Stored data entries:
— Begin —

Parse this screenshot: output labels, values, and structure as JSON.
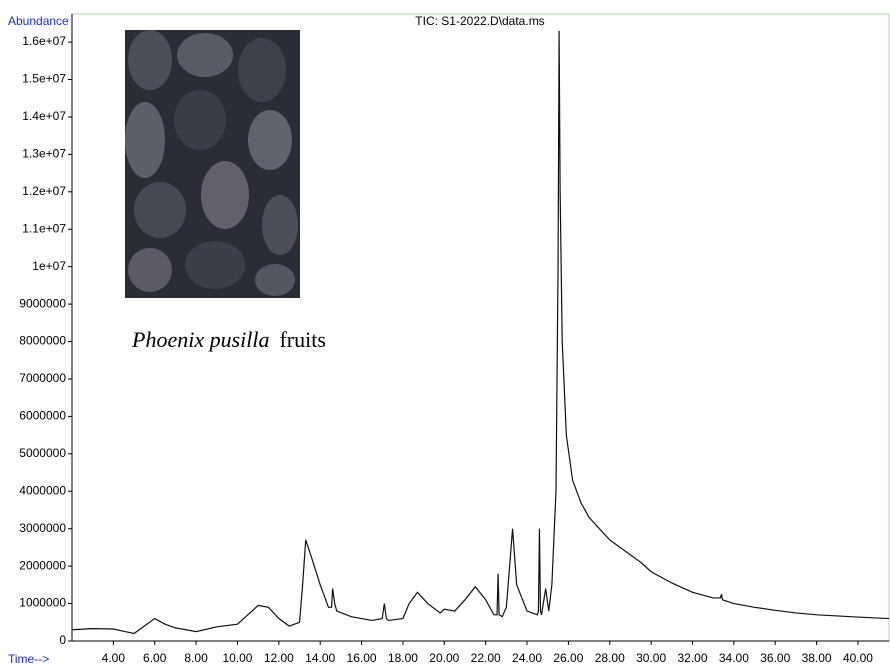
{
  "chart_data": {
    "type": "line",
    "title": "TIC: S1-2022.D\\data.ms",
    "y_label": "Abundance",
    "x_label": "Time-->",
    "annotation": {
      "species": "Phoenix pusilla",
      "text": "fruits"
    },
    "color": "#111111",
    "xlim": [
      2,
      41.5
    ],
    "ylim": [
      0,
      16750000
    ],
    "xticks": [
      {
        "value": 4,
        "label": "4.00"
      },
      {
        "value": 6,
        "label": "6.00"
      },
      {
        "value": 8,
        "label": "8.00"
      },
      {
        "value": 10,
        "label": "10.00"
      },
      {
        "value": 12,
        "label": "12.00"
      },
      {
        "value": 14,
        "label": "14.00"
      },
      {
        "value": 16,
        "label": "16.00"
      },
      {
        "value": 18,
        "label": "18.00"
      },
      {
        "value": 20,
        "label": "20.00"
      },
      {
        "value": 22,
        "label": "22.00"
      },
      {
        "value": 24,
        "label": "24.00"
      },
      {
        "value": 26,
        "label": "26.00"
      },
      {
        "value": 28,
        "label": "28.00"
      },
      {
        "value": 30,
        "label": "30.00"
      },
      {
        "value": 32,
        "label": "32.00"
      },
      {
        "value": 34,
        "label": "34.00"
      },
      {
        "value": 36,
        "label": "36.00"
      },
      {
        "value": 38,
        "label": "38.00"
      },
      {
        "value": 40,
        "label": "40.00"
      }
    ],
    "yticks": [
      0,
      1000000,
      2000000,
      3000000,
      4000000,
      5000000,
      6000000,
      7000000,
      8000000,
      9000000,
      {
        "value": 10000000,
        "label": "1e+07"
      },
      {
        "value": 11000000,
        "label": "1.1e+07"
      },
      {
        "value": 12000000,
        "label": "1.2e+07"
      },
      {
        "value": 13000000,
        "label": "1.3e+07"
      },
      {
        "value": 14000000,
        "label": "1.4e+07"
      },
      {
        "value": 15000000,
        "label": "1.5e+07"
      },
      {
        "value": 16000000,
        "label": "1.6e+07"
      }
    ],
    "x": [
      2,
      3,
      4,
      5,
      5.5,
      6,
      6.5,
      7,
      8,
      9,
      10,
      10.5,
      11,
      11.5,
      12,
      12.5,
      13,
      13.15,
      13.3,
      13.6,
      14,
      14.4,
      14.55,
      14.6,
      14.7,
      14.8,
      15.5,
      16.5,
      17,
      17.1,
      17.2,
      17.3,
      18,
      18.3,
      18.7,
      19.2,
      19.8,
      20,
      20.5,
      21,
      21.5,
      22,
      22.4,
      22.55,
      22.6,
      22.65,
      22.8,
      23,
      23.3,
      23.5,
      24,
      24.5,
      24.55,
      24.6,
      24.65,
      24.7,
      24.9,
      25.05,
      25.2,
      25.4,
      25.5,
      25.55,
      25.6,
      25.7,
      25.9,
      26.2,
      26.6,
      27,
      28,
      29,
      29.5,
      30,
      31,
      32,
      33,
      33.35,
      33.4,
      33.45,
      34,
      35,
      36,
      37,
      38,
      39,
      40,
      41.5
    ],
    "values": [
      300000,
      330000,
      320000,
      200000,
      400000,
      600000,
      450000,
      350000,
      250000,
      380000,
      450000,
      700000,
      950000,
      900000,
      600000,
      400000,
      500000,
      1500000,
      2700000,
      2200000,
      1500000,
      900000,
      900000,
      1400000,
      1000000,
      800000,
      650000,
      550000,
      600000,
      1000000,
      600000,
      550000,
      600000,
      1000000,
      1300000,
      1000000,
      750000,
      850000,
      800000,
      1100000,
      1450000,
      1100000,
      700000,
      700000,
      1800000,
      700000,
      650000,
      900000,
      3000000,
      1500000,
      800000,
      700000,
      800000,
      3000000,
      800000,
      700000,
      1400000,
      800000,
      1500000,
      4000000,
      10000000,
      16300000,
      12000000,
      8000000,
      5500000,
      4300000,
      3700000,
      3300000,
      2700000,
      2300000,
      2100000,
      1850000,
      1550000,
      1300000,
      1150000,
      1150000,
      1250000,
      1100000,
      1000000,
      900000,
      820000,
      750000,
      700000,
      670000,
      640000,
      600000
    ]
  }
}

— End —
— Begin —

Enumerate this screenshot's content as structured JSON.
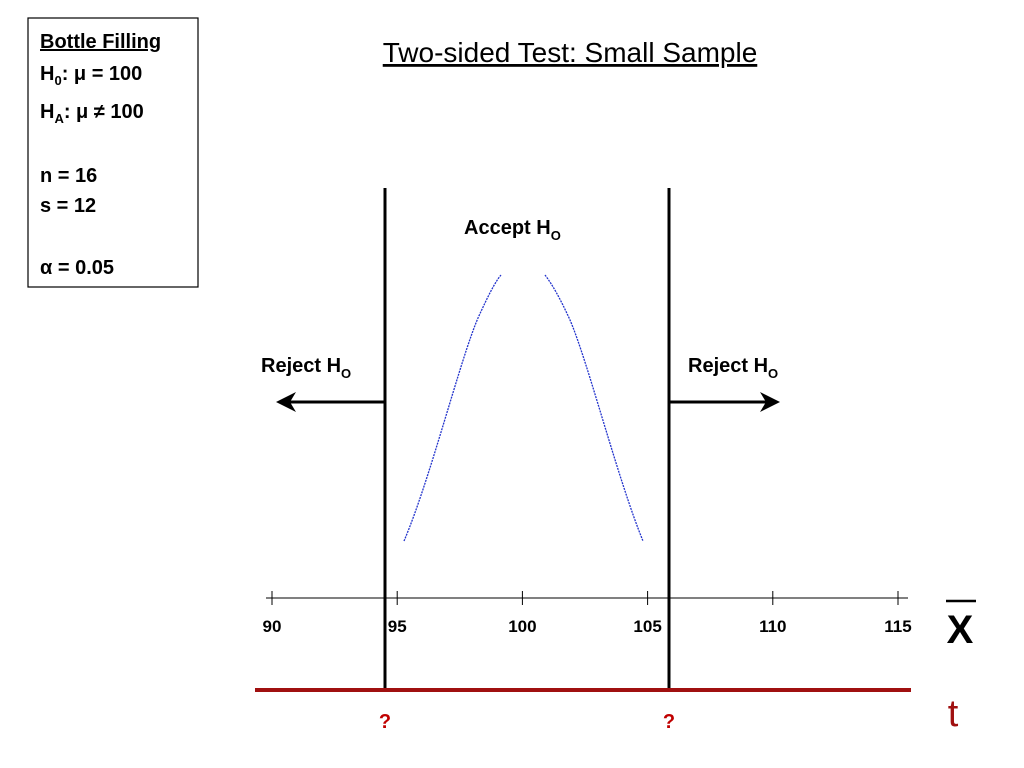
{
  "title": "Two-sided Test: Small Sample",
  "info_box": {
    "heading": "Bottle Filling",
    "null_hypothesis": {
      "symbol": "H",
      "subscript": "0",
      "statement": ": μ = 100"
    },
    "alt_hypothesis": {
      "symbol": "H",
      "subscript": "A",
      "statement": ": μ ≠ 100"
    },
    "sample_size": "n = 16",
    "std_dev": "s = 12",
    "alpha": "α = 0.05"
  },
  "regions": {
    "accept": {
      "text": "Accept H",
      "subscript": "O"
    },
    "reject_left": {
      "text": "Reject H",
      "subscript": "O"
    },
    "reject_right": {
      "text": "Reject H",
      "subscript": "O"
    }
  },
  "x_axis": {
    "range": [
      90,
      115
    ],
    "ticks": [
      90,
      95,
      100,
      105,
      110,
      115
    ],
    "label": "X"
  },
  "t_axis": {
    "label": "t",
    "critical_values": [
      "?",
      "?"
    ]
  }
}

— End —

→ Work to be completed
Scan the records above and report how many lines include the word "title", without any other text.

→ Exercise answer
2